# What to produce
Starting with the line that contains "text-line: As the" and going on through the line that contains "text-line: me with", give those lines again with "tides" renamed to "waters" and nothing else changed.

# Data entries
⟨

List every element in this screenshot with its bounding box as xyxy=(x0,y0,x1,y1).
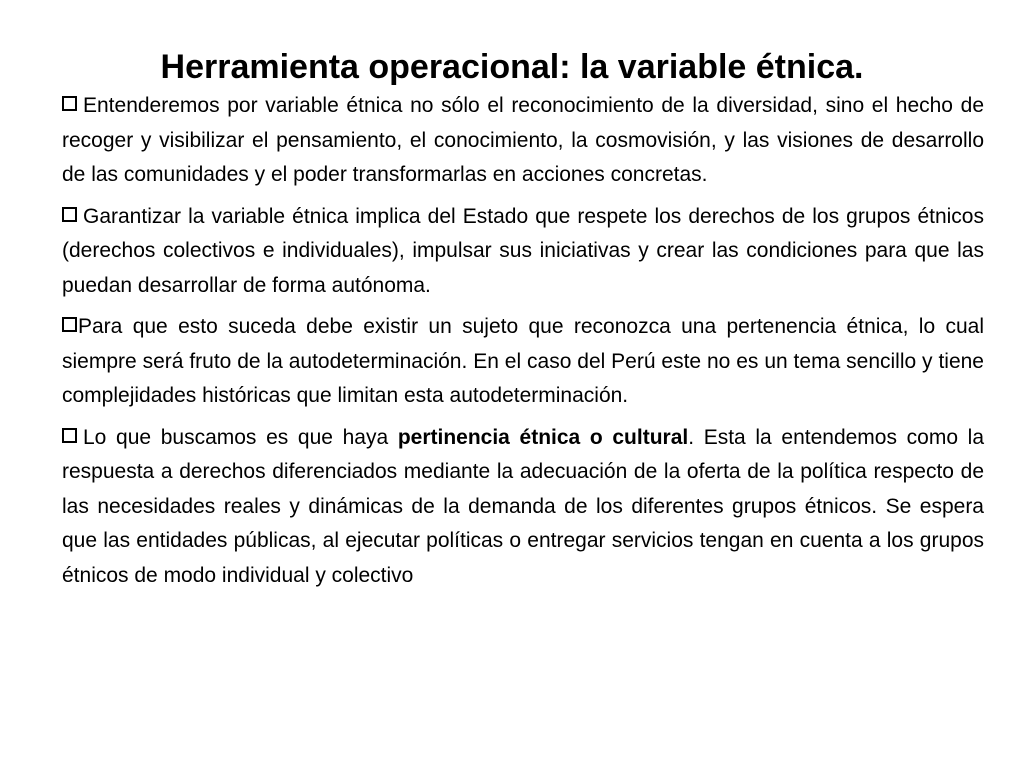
checkbox-icon xyxy=(62,428,77,443)
bullet-text: Entenderemos por variable étnica no sólo el reconocimiento de la diversidad, sino el hecho de recoger y visibilizar el pensamiento, el conocimiento, la cosmovisión, y las visiones de desarrollo de las comunidades y el poder transformarlas en acciones concretas. xyxy=(62,94,984,186)
bullet-text-before: Lo que buscamos es que haya xyxy=(83,425,398,449)
bullet-item-1 xyxy=(62,89,984,193)
bullet-text: Para que esto suceda debe existir un sujeto que reconozca una pertenencia étnica, lo cual siempre será fruto de la autodeterminación. En el caso del Perú este no es un tema sencillo y tiene complejidades históricas que limitan esta autodeterminación. xyxy=(62,315,984,407)
bullet-item-3 xyxy=(62,310,984,414)
bullet-text-after: . Esta la entendemos como la respuesta a derechos diferenciados mediante la adecuación de la oferta de la política respecto de las necesidades reales y dinámicas de la demanda de los diferentes grupos étnicos. Se espera que las entidades públicas, al ejecutar políticas o entregar servicios tengan en cuenta a los grupos étnicos de modo individual y colectivo xyxy=(62,425,984,587)
bullet-list xyxy=(62,89,984,600)
bullet-item-2 xyxy=(62,200,984,304)
slide-title: Herramienta operacional: la variable étnica. xyxy=(160,47,864,86)
bullet-text: Garantizar la variable étnica implica del Estado que respete los derechos de los grupos étnicos (derechos colectivos e individuales), impulsar sus iniciativas y crear las condiciones para que las puedan desarrollar de forma autónoma. xyxy=(62,204,984,297)
bullet-item-4 xyxy=(62,421,984,594)
bullet-text-bold: pertinencia étnica o cultural xyxy=(397,425,689,449)
checkbox-icon xyxy=(62,317,77,332)
checkbox-icon xyxy=(62,207,77,222)
checkbox-icon xyxy=(62,96,77,111)
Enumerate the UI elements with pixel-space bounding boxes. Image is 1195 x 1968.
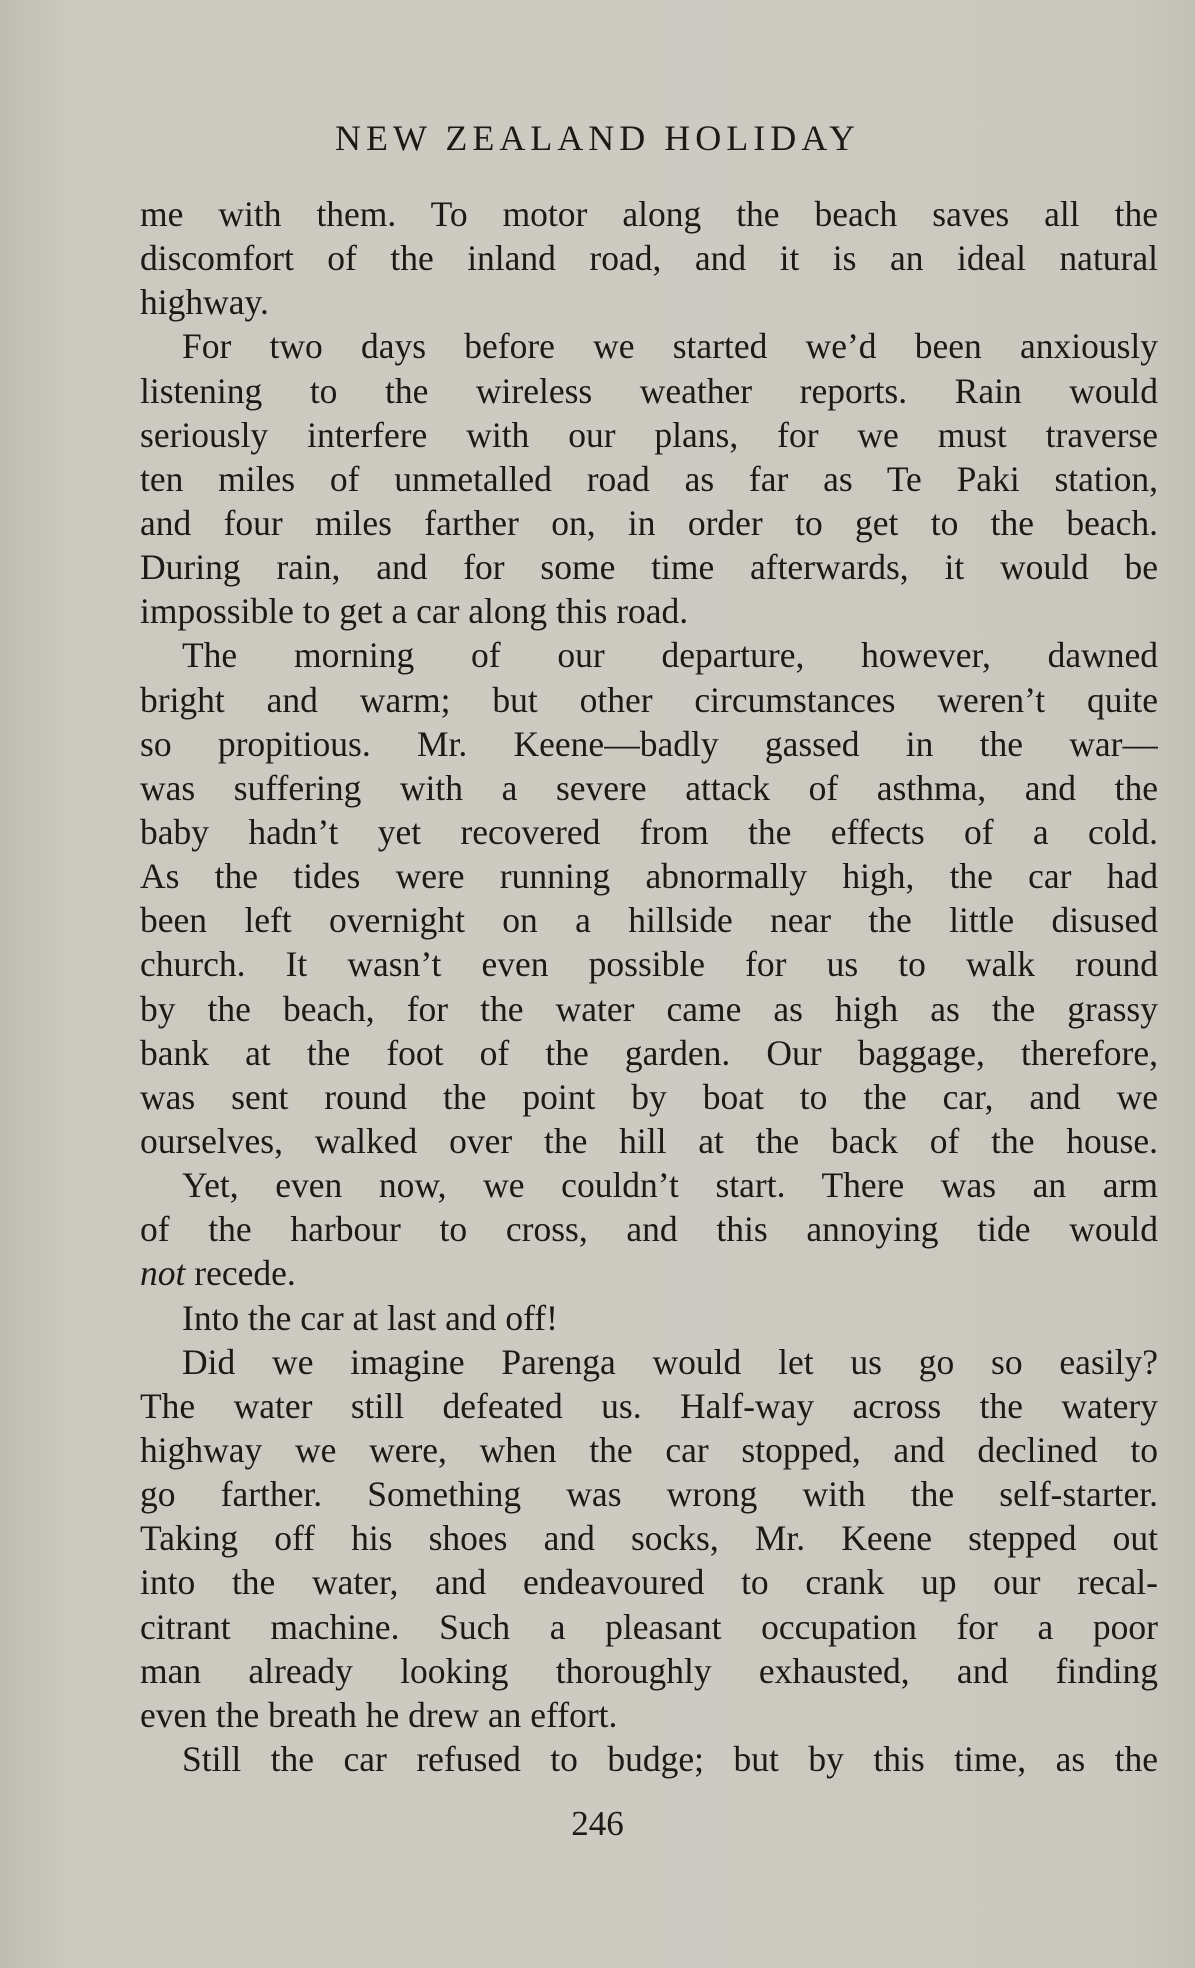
text-line: As the tides were running abnormally high, the car had <box>140 856 1158 897</box>
text-line: not recede. <box>140 1253 296 1294</box>
text-line: For two days before we started we’d been anxiously <box>182 326 1158 367</box>
text-line: me with them. To motor along the beach saves all the <box>140 194 1158 234</box>
text-line: discomfort of the inland road, and it is an ideal natural <box>140 238 1158 279</box>
text-line: go farther. Something was wrong with the self-starter. <box>140 1474 1158 1515</box>
text-line: and four miles farther on, in order to get to the beach. <box>140 502 1158 543</box>
text-line: Still the car refused to budge; but by this time, as the <box>182 1738 1158 1779</box>
text-line: man already looking thoroughly exhausted, and finding <box>140 1650 1158 1691</box>
text-line: Did we imagine Parenga would let us go so easily? <box>182 1341 1158 1382</box>
text-line: church. It wasn’t even possible for us to walk round <box>140 944 1158 985</box>
text-line: seriously interfere with our plans, for we must traverse <box>140 414 1158 455</box>
text-line: by the beach, for the water came as high as the grassy <box>140 988 1158 1029</box>
text-line: citrant machine. Such a pleasant occupation for a poor <box>140 1606 1158 1647</box>
text-line: ourselves, walked over the hill at the back of the house. <box>140 1120 1158 1161</box>
text-line: ten miles of unmetalled road as far as Te Paki station, <box>140 458 1158 499</box>
text-line: highway. <box>140 282 269 323</box>
text-line: even the breath he drew an effort. <box>140 1694 618 1735</box>
text-line: The water still defeated us. Half-way across the watery <box>140 1385 1158 1426</box>
text-line: Into the car at last and off! <box>182 1297 558 1338</box>
text-line: Yet, even now, we couldn’t start. There was an arm <box>182 1165 1158 1206</box>
text-line: was sent round the point by boat to the car, and we <box>140 1076 1158 1117</box>
text-line: Taking off his shoes and socks, Mr. Keene stepped out <box>140 1518 1158 1559</box>
running-head: NEW ZEALAND HOLIDAY <box>335 118 860 158</box>
text-line: baby hadn’t yet recovered from the effects of a cold. <box>140 811 1158 852</box>
emphasis: not <box>140 1253 186 1294</box>
text-line: bright and warm; but other circumstances weren’t quite <box>140 679 1158 720</box>
text-line: was suffering with a severe attack of asthma, and the <box>140 767 1158 808</box>
text-line: been left overnight on a hillside near the little disused <box>140 900 1158 941</box>
text-line: During rain, and for some time afterwards, it would be <box>140 547 1158 588</box>
text-line: into the water, and endeavoured to crank up our recal- <box>140 1562 1158 1603</box>
text-line: bank at the foot of the garden. Our baggage, therefore, <box>140 1032 1158 1073</box>
text-line: so propitious. Mr. Keene—badly gassed in the war— <box>140 723 1158 764</box>
text-line: highway we were, when the car stopped, and declined to <box>140 1429 1158 1470</box>
page-number: 246 <box>571 1804 624 1843</box>
text-line: impossible to get a car along this road. <box>140 591 689 632</box>
text-line: of the harbour to cross, and this annoying tide would <box>140 1209 1158 1250</box>
text-line: The morning of our departure, however, dawned <box>182 635 1158 676</box>
body-text <box>140 192 1158 1781</box>
text-line: listening to the wireless weather reports. Rain would <box>140 370 1158 411</box>
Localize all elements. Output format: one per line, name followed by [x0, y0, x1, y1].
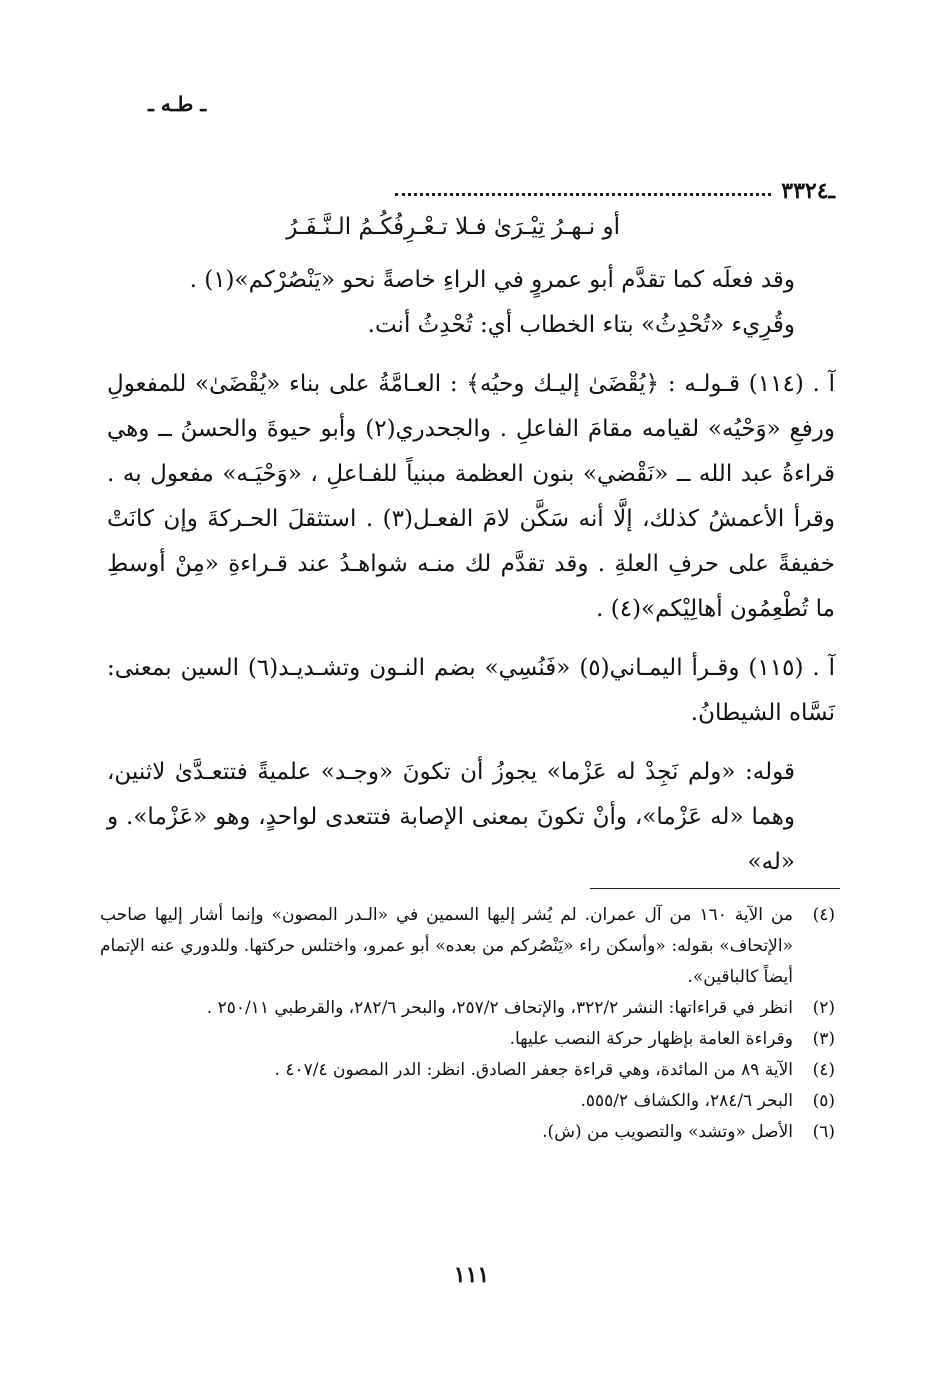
- footnote-text: الآية ٨٩ من المائدة، وهي قراءة جعفر الصادق. انظر: الدر المصون ٤٠٧/٤ .: [274, 1060, 793, 1080]
- footnote-number: (٣): [812, 1029, 835, 1049]
- footnote-separator: [590, 888, 840, 889]
- paragraph: وقُرِيء «تُحْدِثُ» بتاء الخطاب أي: تُحْدِثُ أنت.: [367, 312, 795, 338]
- footnote-text: وقراءة العامة بإظهار حركة النصب عليها.: [509, 1029, 793, 1049]
- footnotes: [100, 900, 835, 1148]
- paragraph: آ . (١١٥) وقـرأ اليمـاني(٥) «فَنُسِي» بضم النـون وتشـديـد(٦) السين بمعنى: نَسَّاه الشيطانُ.: [107, 655, 835, 726]
- footnote: [100, 1055, 835, 1086]
- footnote-text: الأصل «وتشد» والتصويب من (ش).: [542, 1122, 793, 1142]
- paragraph: قوله: «ولم نَجِدْ له عَزْما» يجوزُ أن تكونَ «وجـد» علميةً فتتعـدَّىٰ لاثنين، وهما «له عَزْما»، وأنْ تكونَ بمعنى الإصابة فتتعدى لواحدٍ، وهو «عَزْما». و «له»: [107, 759, 796, 875]
- running-head: ـ طـه ـ: [148, 92, 207, 116]
- footnote-text: انظر في قراءاتها: النشر ٣٢٢/٢، والإتحاف ٢٥٧/٢، والبحر ٢٨٢/٦، والقرطبي ٢٥٠/١١ .: [206, 998, 793, 1018]
- footnote-text: من الآية ١٦٠ من آل عمران. لم يُشر إليها السمين في «الـدر المصون» وإنما أشار إليها صاحب «الإتحاف» بقوله: «وأسكن راء «يَنْصُركم من بعده» أبو عمرو، واختلس حركتها. وللدوري عنه الإتمام أيضاً كالباقين».: [100, 905, 793, 987]
- reference-line: [395, 178, 835, 204]
- footnote-number: (٦): [812, 1122, 835, 1142]
- footnote: [100, 900, 835, 993]
- main-text: [107, 205, 835, 885]
- verse-line: أو نـهـرُ تِيْـرَىٰ فـلا تـعْـرِفُكُـمُ الـنَّـفَـرُ: [286, 214, 620, 240]
- footnote: [100, 1117, 835, 1148]
- page-number: ١١١: [453, 1262, 490, 1288]
- footnote-number: (٤): [812, 905, 835, 925]
- footnote-number: (٢): [812, 998, 835, 1018]
- footnote-number: (٤): [812, 1060, 835, 1080]
- reference-number: ـ٣٣٢٤: [781, 178, 835, 204]
- footnote-text: البحر ٢٨٤/٦، والكشاف ٥٥٥/٢.: [580, 1091, 793, 1111]
- dotted-leader: [395, 193, 771, 196]
- footnote-number: (٥): [812, 1091, 835, 1111]
- paragraph: آ . (١١٤) قـولـه : ﴿يُقْضَىٰ إليـك وحيُه﴾ : العـامَّةُ على بناء «يُقْضَىٰ» للمفعولِ ورفعِ «وَحْيُه» لقيامه مقامَ الفاعلِ . والجحدري(٢) وأبو حيوةَ والحسنُ ــ وهي قراءةُ عبد الله ــ «نَقْضي» بنون العظمة مبنياً للفـاعلِ ، «وَحْيَـه» مفعول به . وقرأ الأعمشُ كذلك، إلَّا أنه سَكَّن لامَ الفعـل(٣) . استثقلَ الحـركةَ وإن كانَتْ خفيفةً على حرفِ العلةِ . وقد تقدَّم لك منـه شواهـدُ عند قـراءةِ «مِنْ أوسطِ ما تُطْعِمُون أهالِيْكم»(٤) .: [107, 371, 835, 622]
- paragraph: وقد فعلَه كما تقدَّم أبو عمروٍ في الراءِ خاصةً نحو «يَنْصُرْكم»(١) .: [189, 267, 795, 293]
- footnote: [100, 1086, 835, 1117]
- footnote: [100, 993, 835, 1024]
- footnote: [100, 1024, 835, 1055]
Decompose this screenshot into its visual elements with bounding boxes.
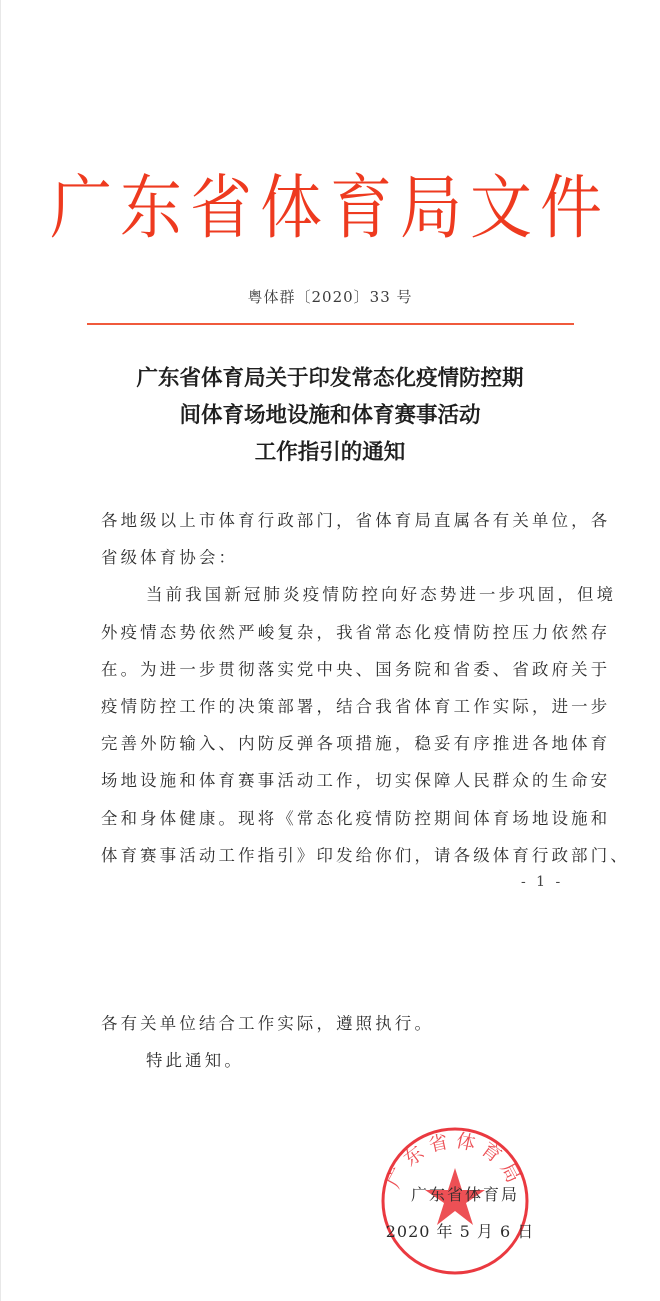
document-header-title: 广东省体育局文件: [49, 166, 610, 249]
body-line: 当前我国新冠肺炎疫情防控向好态势进一步巩固，但境: [146, 585, 617, 605]
document-number: 粤体群〔2020〕33 号: [247, 288, 413, 306]
addressee-line: 省级体育协会：: [101, 548, 239, 568]
signature-organization: 广东省体育局: [410, 1185, 519, 1204]
signature-date: 2020 年 5 月 6 日: [385, 1222, 535, 1241]
body-paragraphs-page1: [101, 502, 630, 874]
body-line: 外疫情态势依然严峻复杂，我省常态化疫情防控压力依然存: [101, 622, 611, 642]
title-line: 间体育场地设施和体育赛事活动: [179, 403, 481, 428]
page-number: - 1 -: [521, 874, 564, 890]
body-paragraphs-page2: [101, 1005, 561, 1079]
title-line: 广东省体育局关于印发常态化疫情防控期: [136, 366, 524, 391]
title-line: 工作指引的通知: [254, 440, 406, 465]
svg-text:广东省体育局: 广东省体育局: [382, 1129, 528, 1192]
red-divider-line: [87, 323, 574, 325]
body-line: 体育赛事活动工作指引》印发给你们，请各级体育行政部门、: [101, 845, 630, 865]
body-line: 在。为进一步贯彻落实党中央、国务院和省委、省政府关于: [101, 659, 611, 679]
body-line: 完善外防输入、内防反弹各项措施，稳妥有序推进各地体育: [101, 734, 611, 754]
body-line: 各有关单位结合工作实际，遵照执行。: [101, 1014, 435, 1033]
body-line: 全和身体健康。现将《常态化疫情防控期间体育场地设施和: [101, 808, 611, 828]
body-line: 场地设施和体育赛事活动工作，切实保障人民群众的生命安: [101, 771, 611, 791]
document-title: [0, 360, 660, 471]
body-line: 疫情防控工作的决策部署，结合我省体育工作实际，进一步: [101, 696, 611, 716]
closing-line: 特此通知。: [146, 1051, 244, 1071]
addressee-line: 各地级以上市体育行政部门，省体育局直属各有关单位，各: [101, 511, 611, 530]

⟩

# Output
text-line: As the waters were running abnormally high, the car had <box>140 856 1158 897</box>
text-line: not recede. <box>140 1253 296 1294</box>
text-line: For two days before we started we’d been anxiously <box>182 326 1158 367</box>
text-line: me with them. To motor along the beach saves all the <box>140 194 1158 234</box>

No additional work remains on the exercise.